Rewrite the listing below as a numbered list, omitting the blank lines.

(Data records)
= = =
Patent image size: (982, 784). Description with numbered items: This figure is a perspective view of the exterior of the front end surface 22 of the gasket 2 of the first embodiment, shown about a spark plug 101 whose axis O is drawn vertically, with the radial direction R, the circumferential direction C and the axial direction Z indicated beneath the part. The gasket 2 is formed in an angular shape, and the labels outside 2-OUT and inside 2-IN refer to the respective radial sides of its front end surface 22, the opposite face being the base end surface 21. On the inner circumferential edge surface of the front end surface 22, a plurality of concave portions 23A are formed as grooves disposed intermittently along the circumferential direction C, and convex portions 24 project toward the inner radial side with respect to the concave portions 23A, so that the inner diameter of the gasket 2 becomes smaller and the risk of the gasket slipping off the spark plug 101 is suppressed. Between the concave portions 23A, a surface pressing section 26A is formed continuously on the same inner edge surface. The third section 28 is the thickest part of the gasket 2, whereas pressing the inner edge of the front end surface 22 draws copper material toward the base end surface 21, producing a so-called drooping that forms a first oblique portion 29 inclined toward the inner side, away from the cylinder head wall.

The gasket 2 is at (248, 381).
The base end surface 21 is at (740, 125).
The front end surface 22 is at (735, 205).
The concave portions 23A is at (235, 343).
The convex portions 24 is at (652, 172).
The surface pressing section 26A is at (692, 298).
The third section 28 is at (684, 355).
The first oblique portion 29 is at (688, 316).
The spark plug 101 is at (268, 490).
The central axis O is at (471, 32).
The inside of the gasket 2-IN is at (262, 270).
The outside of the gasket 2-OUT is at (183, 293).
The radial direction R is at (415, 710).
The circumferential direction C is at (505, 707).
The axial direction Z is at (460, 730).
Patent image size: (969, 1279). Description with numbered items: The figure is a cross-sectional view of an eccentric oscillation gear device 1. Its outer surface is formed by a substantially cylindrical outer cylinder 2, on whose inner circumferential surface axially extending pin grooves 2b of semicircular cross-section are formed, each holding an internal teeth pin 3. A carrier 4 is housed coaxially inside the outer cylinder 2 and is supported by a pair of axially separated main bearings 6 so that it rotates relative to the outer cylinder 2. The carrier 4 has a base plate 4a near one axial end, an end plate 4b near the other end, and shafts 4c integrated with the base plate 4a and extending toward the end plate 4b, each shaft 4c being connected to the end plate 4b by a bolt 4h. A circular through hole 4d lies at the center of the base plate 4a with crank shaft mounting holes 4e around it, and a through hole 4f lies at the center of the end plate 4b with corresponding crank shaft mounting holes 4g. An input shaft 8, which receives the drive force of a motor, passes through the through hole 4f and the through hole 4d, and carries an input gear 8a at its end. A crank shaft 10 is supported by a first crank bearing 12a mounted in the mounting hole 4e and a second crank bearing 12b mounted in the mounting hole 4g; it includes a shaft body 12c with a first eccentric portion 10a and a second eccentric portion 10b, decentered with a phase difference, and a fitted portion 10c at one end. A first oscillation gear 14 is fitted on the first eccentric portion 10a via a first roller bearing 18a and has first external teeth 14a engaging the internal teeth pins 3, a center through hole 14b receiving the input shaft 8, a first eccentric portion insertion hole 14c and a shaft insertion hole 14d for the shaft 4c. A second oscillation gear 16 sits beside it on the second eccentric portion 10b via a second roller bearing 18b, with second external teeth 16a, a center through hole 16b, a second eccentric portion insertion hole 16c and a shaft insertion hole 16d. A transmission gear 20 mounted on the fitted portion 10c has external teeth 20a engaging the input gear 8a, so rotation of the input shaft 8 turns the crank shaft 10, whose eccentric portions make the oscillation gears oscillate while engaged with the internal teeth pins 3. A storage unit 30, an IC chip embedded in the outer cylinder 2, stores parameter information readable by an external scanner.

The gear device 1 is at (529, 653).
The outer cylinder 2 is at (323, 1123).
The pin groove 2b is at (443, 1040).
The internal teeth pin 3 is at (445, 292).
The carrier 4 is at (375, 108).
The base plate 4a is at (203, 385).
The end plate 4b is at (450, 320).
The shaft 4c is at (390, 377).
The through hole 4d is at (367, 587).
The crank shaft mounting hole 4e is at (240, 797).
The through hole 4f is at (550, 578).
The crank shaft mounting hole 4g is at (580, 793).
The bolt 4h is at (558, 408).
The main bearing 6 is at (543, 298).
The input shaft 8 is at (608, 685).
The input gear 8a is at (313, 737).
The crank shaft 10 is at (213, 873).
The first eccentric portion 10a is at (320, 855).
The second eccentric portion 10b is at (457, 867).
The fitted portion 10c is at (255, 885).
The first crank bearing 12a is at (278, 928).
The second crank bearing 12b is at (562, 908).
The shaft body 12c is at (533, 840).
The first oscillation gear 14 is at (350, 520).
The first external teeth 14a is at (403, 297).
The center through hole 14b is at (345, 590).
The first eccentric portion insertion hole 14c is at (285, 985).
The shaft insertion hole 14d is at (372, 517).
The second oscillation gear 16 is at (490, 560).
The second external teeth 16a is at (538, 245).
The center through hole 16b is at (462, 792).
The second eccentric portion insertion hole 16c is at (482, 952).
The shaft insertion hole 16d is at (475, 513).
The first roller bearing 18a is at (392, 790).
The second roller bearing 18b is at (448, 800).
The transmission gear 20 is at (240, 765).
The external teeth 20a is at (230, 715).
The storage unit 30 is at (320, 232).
= = =
* _Response to the task_
1. Patent image size: (982, 784). Description with numbered items: This figure is a perspective view of the exterior of the front end surface 22 of the gasket 2 of the first embodiment, shown about a spark plug 101 whose axis O is drawn vertically, with the radial direction R, the circumferential direction C and the axial direction Z indicated beneath the part. The gasket 2 is formed in an angular shape, and the labels outside 2-OUT and inside 2-IN refer to the respective radial sides of its front end surface 22, the opposite face being the base end surface 21. On the inner circumferential edge surface of the front end surface 22, a plurality of concave portions 23A are formed as grooves disposed intermittently along the circumferential direction C, and convex portions 24 project toward the inner radial side with respect to the concave portions 23A, so that the inner diameter of the gasket 2 becomes smaller and the risk of the gasket slipping off the spark plug 101 is suppressed. Between the concave portions 23A, a surface pressing section 26A is formed continuously on the same inner edge surface. The third section 28 is the thickest part of the gasket 2, whereas pressing the inner edge of the front end surface 22 draws copper material toward the base end surface 21, producing a so-called drooping that forms a first oblique portion 29 inclined toward the inner side, away from the cylinder head wall.
2. The gasket 2 is at (248, 381).
3. The base end surface 21 is at (740, 125).
4. The front end surface 22 is at (735, 205).
5. The concave portions 23A is at (235, 343).
6. The convex portions 24 is at (652, 172).
7. The surface pressing section 26A is at (692, 298).
8. The third section 28 is at (684, 355).
9. The first oblique portion 29 is at (688, 316).
10. The spark plug 101 is at (268, 490).
11. The central axis O is at (471, 32).
12. The inside of the gasket 2-IN is at (262, 270).
13. The outside of the gasket 2-OUT is at (183, 293).
14. The radial direction R is at (415, 710).
15. The circumferential direction C is at (505, 707).
16. The axial direction Z is at (460, 730).
17. Patent image size: (969, 1279). Description with numbered items: The figure is a cross-sectional view of an eccentric oscillation gear device 1. Its outer surface is formed by a substantially cylindrical outer cylinder 2, on whose inner circumferential surface axially extending pin grooves 2b of semicircular cross-section are formed, each holding an internal teeth pin 3. A carrier 4 is housed coaxially inside the outer cylinder 2 and is supported by a pair of axially separated main bearings 6 so that it rotates relative to the outer cylinder 2. The carrier 4 has a base plate 4a near one axial end, an end plate 4b near the other end, and shafts 4c integrated with the base plate 4a and extending toward the end plate 4b, each shaft 4c being connected to the end plate 4b by a bolt 4h. A circular through hole 4d lies at the center of the base plate 4a with crank shaft mounting holes 4e around it, and a through hole 4f lies at the center of the end plate 4b with corresponding crank shaft mounting holes 4g. An input shaft 8, which receives the drive force of a motor, passes through the through hole 4f and the through hole 4d, and carries an input gear 8a at its end. A crank shaft 10 is supported by a first crank bearing 12a mounted in the mounting hole 4e and a second crank bearing 12b mounted in the mounting hole 4g; it includes a shaft body 12c with a first eccentric portion 10a and a second eccentric portion 10b, decentered with a phase difference, and a fitted portion 10c at one end. A first oscillation gear 14 is fitted on the first eccentric portion 10a via a first roller bearing 18a and has first external teeth 14a engaging the internal teeth pins 3, a center through hole 14b receiving the input shaft 8, a first eccentric portion insertion hole 14c and a shaft insertion hole 14d for the shaft 4c. A second oscillation gear 16 sits beside it on the second eccentric portion 10b via a second roller bearing 18b, with second external teeth 16a, a center through hole 16b, a second eccentric portion insertion hole 16c and a shaft insertion hole 16d. A transmission gear 20 mounted on the fitted portion 10c has external teeth 20a engaging the input gear 8a, so rotation of the input shaft 8 turns the crank shaft 10, whose eccentric portions make the oscillation gears oscillate while engaged with the internal teeth pins 3. A storage unit 30, an IC chip embedded in the outer cylinder 2, stores parameter information readable by an external scanner.
18. The gear device 1 is at (529, 653).
19. The outer cylinder 2 is at (323, 1123).
20. The pin groove 2b is at (443, 1040).
21. The internal teeth pin 3 is at (445, 292).
22. The carrier 4 is at (375, 108).
23. The base plate 4a is at (203, 385).
24. The end plate 4b is at (450, 320).
25. The shaft 4c is at (390, 377).
26. The through hole 4d is at (367, 587).
27. The crank shaft mounting hole 4e is at (240, 797).
28. The through hole 4f is at (550, 578).
29. The crank shaft mounting hole 4g is at (580, 793).
30. The bolt 4h is at (558, 408).
31. The main bearing 6 is at (543, 298).
32. The input shaft 8 is at (608, 685).
33. The input gear 8a is at (313, 737).
34. The crank shaft 10 is at (213, 873).
35. The first eccentric portion 10a is at (320, 855).
36. The second eccentric portion 10b is at (457, 867).
37. The fitted portion 10c is at (255, 885).
38. The first crank bearing 12a is at (278, 928).
39. The second crank bearing 12b is at (562, 908).
40. The shaft body 12c is at (533, 840).
41. The first oscillation gear 14 is at (350, 520).
42. The first external teeth 14a is at (403, 297).
43. The center through hole 14b is at (345, 590).
44. The first eccentric portion insertion hole 14c is at (285, 985).
45. The shaft insertion hole 14d is at (372, 517).
46. The second oscillation gear 16 is at (490, 560).
47. The second external teeth 16a is at (538, 245).
48. The center through hole 16b is at (462, 792).
49. The second eccentric portion insertion hole 16c is at (482, 952).
50. The shaft insertion hole 16d is at (475, 513).
51. The first roller bearing 18a is at (392, 790).
52. The second roller bearing 18b is at (448, 800).
53. The transmission gear 20 is at (240, 765).
54. The external teeth 20a is at (230, 715).
55. The storage unit 30 is at (320, 232).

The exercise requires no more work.